• TO DO:
Count how many lines below contain the word "RAMU", then give that number alone.

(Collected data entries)
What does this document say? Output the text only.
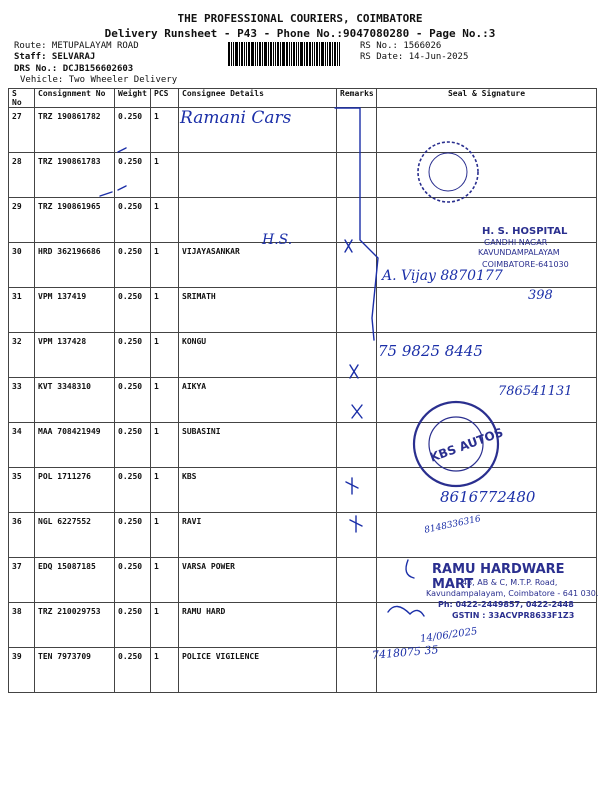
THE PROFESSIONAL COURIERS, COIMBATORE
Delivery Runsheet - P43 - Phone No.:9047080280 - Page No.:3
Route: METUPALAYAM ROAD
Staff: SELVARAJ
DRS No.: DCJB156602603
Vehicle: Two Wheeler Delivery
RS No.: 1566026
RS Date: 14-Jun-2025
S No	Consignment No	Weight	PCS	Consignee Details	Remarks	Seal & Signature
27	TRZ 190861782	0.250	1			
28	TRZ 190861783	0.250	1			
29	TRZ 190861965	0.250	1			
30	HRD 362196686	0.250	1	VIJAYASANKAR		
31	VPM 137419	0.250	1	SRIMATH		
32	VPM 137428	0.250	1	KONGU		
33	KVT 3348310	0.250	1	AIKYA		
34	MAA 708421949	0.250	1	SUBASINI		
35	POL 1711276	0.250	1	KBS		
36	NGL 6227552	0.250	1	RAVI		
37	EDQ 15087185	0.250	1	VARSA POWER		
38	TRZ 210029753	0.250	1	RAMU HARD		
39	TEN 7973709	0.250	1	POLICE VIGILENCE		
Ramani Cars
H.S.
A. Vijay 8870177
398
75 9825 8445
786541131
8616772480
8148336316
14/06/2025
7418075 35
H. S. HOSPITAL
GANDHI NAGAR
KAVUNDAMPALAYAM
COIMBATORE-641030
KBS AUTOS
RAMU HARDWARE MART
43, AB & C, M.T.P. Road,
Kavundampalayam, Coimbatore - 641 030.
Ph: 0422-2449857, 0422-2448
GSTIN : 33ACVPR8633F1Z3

---

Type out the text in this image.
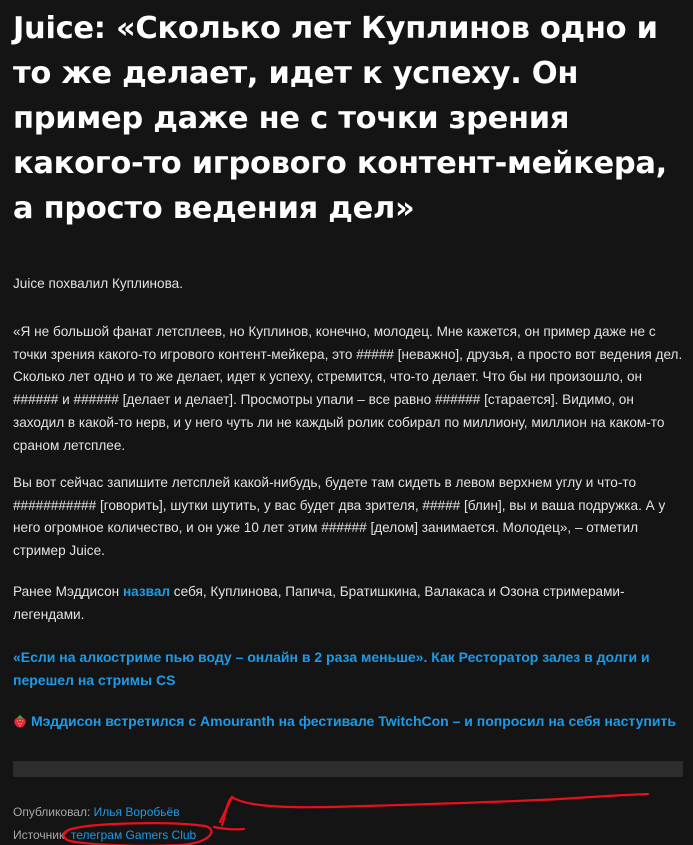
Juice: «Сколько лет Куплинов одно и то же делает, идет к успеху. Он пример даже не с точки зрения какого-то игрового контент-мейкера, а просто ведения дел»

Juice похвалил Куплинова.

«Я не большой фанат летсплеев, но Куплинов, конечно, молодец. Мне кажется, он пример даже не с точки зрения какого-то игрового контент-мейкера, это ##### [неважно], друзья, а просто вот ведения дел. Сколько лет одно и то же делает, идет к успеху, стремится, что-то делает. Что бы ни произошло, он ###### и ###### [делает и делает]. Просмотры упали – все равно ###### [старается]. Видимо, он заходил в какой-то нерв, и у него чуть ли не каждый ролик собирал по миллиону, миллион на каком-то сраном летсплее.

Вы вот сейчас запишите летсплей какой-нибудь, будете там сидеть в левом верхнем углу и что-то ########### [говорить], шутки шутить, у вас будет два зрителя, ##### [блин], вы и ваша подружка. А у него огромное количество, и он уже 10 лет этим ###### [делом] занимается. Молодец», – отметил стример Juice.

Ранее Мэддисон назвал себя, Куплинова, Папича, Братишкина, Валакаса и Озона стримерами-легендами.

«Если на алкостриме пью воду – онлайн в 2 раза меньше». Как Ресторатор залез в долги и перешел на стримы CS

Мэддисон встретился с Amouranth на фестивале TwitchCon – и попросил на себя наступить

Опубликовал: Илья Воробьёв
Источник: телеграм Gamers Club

• WORKED SOLUTION:
2